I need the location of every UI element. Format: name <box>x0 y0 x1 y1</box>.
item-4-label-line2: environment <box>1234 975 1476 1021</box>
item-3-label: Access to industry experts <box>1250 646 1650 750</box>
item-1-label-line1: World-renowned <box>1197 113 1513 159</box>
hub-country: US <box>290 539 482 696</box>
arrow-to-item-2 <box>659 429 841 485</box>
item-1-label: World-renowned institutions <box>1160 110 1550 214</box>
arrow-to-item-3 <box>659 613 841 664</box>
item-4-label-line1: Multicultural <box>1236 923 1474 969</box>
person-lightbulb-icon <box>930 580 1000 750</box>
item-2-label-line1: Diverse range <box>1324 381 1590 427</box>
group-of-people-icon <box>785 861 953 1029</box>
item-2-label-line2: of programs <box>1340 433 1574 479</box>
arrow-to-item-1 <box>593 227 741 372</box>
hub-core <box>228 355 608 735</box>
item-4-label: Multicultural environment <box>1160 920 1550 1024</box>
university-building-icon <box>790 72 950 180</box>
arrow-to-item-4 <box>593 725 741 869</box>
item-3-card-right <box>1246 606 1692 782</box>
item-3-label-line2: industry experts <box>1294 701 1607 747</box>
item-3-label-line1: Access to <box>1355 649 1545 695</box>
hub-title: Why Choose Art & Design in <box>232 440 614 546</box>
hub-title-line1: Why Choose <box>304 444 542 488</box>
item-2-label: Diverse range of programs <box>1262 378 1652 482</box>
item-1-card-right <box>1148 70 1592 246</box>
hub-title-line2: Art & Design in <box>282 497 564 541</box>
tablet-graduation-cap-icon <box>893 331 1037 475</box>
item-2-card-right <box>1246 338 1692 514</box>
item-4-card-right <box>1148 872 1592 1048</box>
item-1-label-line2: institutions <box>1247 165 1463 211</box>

- - - - -

** Exercise task **
Gather every row above that contains the word "experts", treating uppercase and lowercase as different.

** Correct answer **
item-3-label: Access to industry experts <box>1250 646 1650 750</box>
item-3-label-line2: industry experts <box>1294 701 1607 747</box>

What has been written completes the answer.